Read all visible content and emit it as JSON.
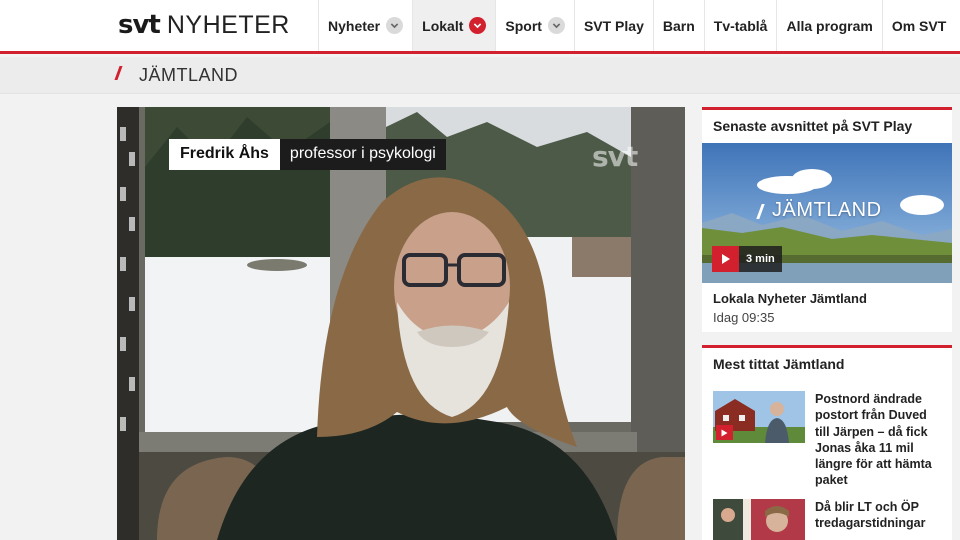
{
  "header": {
    "logo_svt": "svt",
    "logo_nyheter": "NYHETER",
    "nav": [
      {
        "label": "Nyheter",
        "dropdown": true,
        "active": false
      },
      {
        "label": "Lokalt",
        "dropdown": true,
        "active": true
      },
      {
        "label": "Sport",
        "dropdown": true,
        "active": false
      },
      {
        "label": "SVT Play",
        "dropdown": false,
        "active": false
      },
      {
        "label": "Barn",
        "dropdown": false,
        "active": false
      },
      {
        "label": "Tv-tablå",
        "dropdown": false,
        "active": false
      },
      {
        "label": "Alla program",
        "dropdown": false,
        "active": false
      },
      {
        "label": "Om SVT",
        "dropdown": false,
        "active": false
      }
    ],
    "accent_color": "#d3202e"
  },
  "section": {
    "title": "JÄMTLAND"
  },
  "video": {
    "name": "Fredrik Åhs",
    "role": "professor i psykologi",
    "watermark": "svt"
  },
  "sidebar": {
    "latest": {
      "heading": "Senaste avsnittet på SVT Play",
      "thumb_label": "JÄMTLAND",
      "duration": "3 min",
      "episode_title": "Lokala Nyheter Jämtland",
      "episode_time": "Idag 09:35"
    },
    "most_viewed": {
      "heading": "Mest tittat Jämtland",
      "items": [
        {
          "title": "Postnord ändrade postort från Duved till Järpen – då fick Jonas åka 11 mil längre för att hämta paket"
        },
        {
          "title": "Då blir LT och ÖP tredagarstidningar"
        }
      ]
    }
  }
}
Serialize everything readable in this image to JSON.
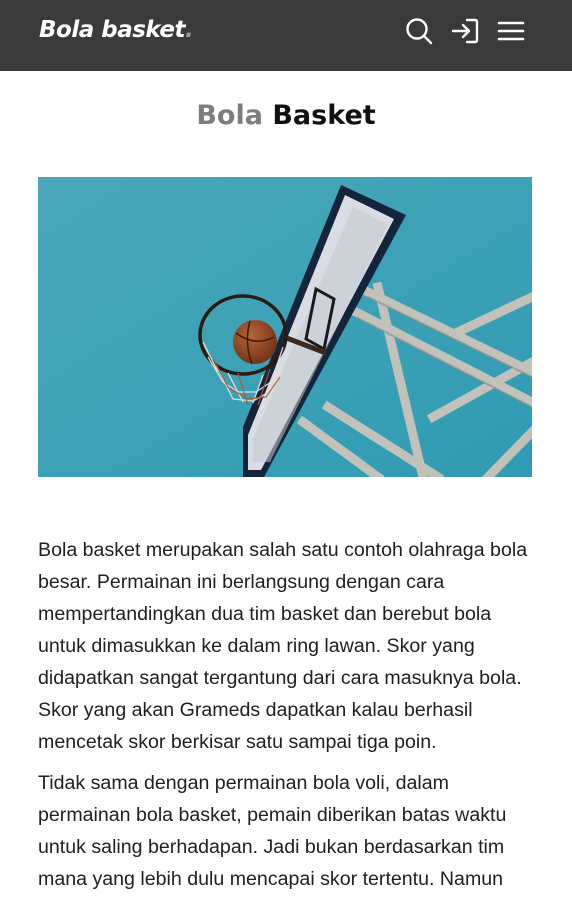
{
  "header": {
    "logo_text": "Bola basket",
    "logo_dot": ".",
    "icons": [
      "search-icon",
      "login-icon",
      "menu-icon"
    ]
  },
  "page": {
    "title_part1": "Bola",
    "title_part2": "Basket"
  },
  "hero": {
    "image": "basketball-hoop-photo",
    "sky_color": "#3fa3b8"
  },
  "article": {
    "paragraphs": [
      "Bola basket merupakan salah satu contoh olahraga bola besar. Permainan ini berlangsung dengan cara mempertandingkan dua tim basket dan berebut bola untuk dimasukkan ke dalam ring lawan. Skor yang didapatkan sangat tergantung dari cara masuknya bola. Skor yang akan Grameds dapatkan kalau berhasil mencetak skor berkisar satu sampai tiga poin.",
      "Tidak sama dengan permainan bola voli, dalam permainan bola basket, pemain diberikan batas waktu untuk saling berhadapan. Jadi bukan berdasarkan tim mana yang lebih dulu mencapai skor tertentu. Namun"
    ]
  },
  "colors": {
    "header_bg": "#3a3a3a",
    "title_muted": "#7d7d7d",
    "text": "#1f1f1f"
  }
}
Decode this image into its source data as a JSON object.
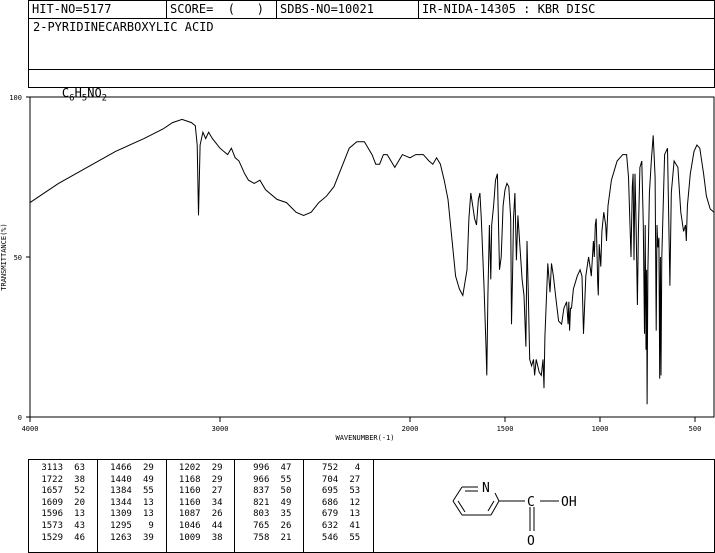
—————
Gather every line from the entries above where the word "image" appears, and copy them.

Serialize everything readable in this image to JSON.
    "image": "basketball-hoop-photo",
Decode this image into its source data as a JSON object.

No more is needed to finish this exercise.